Document excerpt =
** BEGIN **

Acronyms are everywhere! There are plenty you use and many more you do not, but before you buy a home you should probably know these.
APR – Annual Percentage Rate is the yearly interest percentage of a loan, as expressed by the actual rate of interest paid.
ARM – Adjustable Rate Mortgage is a loan subject to changes in interest rates; when rates change, ARM monthly payments increase or decrease at intervals determined by the lender
CMA - competitive market analysis is a report that shows prices of homes that are comparable to a subject home and that were recently sold, are currently on the market or were on the market, but not sold within the listing period.
EMD – Earnest Money Deposit is a good faith deposit of funds given by a potential buyer who is offering on a property.
FPM – A Flexible-Payment Mortgage is a loan that allows the borrower to pay only the interest for the first few years of the loan.
FRM – Fixed-Rate Mortgage is a mortgage loan first developed by the Federal Housing Administration where the interest rate on the note remains the same through the term of the loan, as opposed to loans where the interest rate may adjust or “float.”
HEL – A Home Equity Loan is a mortgage loan first developed by the Federal Housing Administration where the interest rate on the note remains the same through the term of the loan, as opposed to loans where the interest rate may adjust or “float.”

** END **

Data shown =
** BEGIN **

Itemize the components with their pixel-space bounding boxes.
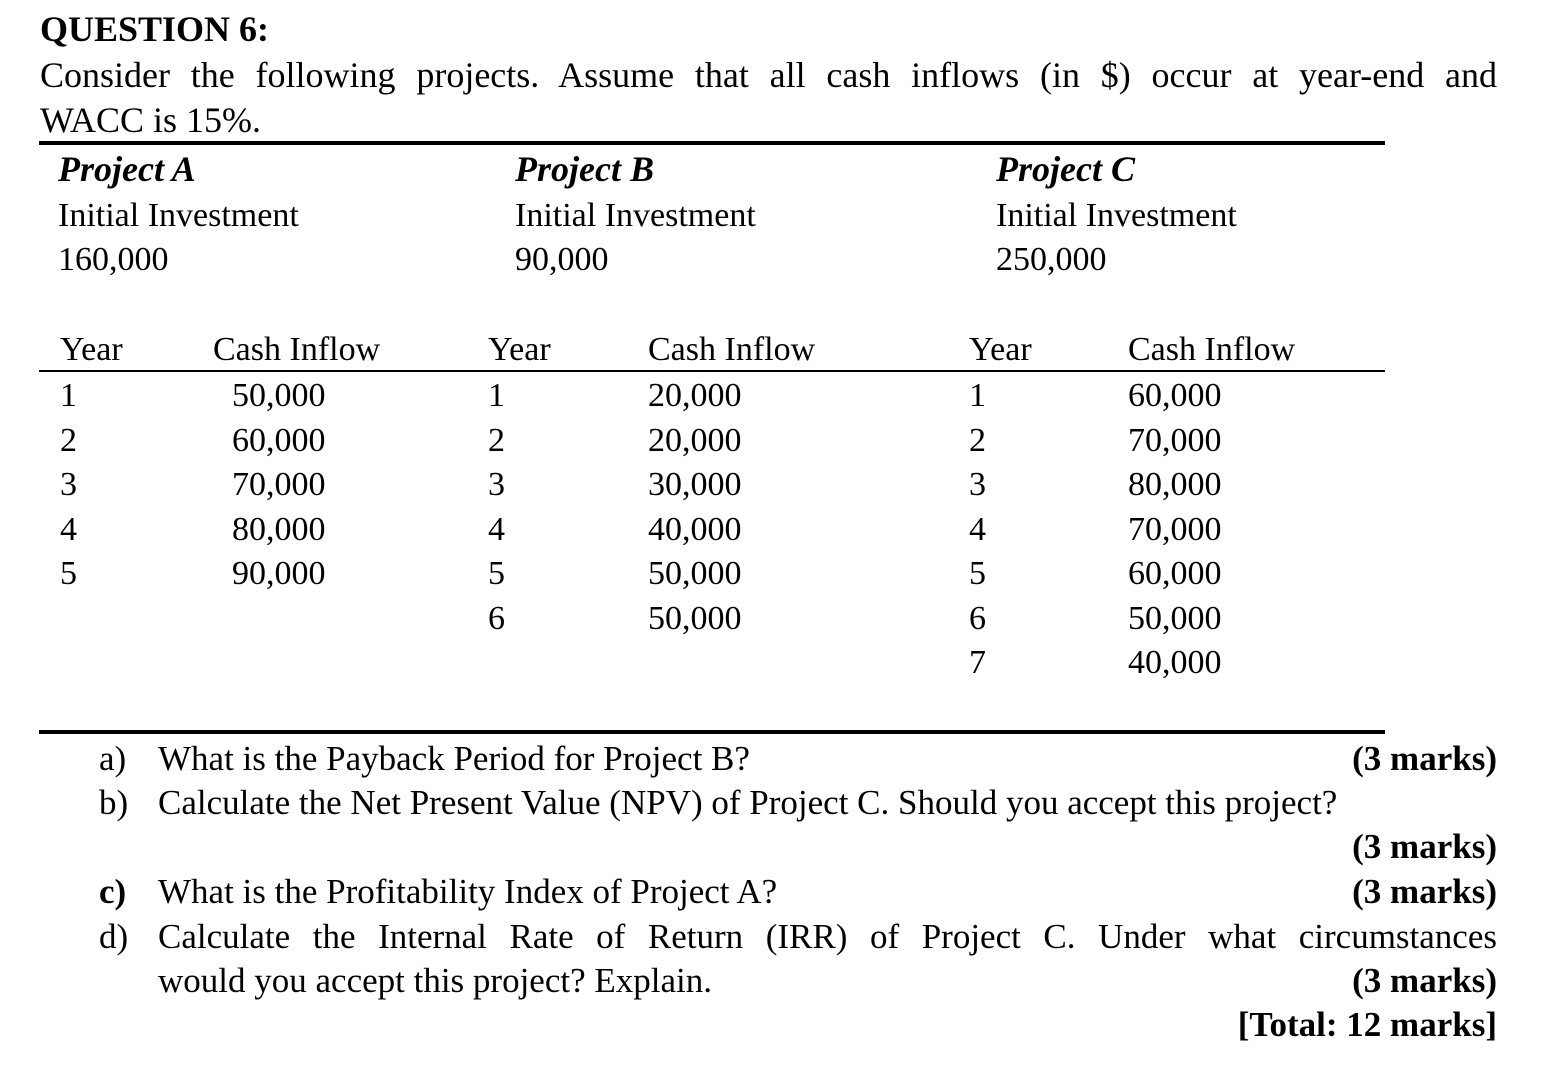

** END **

Exercise objective = Reproduce the passage of the home-buying acronyms text that begins with the words "Acronyms are everywhere!" and ends with "on a property.". The data is separate material, distinct from the text on home-buying acronyms.

Result =
Acronyms are everywhere! There are plenty you use and many more you do not, but before you buy a home you should probably know these.
APR – Annual Percentage Rate is the yearly interest percentage of a loan, as expressed by the actual rate of interest paid.
ARM – Adjustable Rate Mortgage is a loan subject to changes in interest rates; when rates change, ARM monthly payments increase or decrease at intervals determined by the lender
CMA - competitive market analysis is a report that shows prices of homes that are comparable to a subject home and that were recently sold, are currently on the market or were on the market, but not sold within the listing period.
EMD – Earnest Money Deposit is a good faith deposit of funds given by a potential buyer who is offering on a property.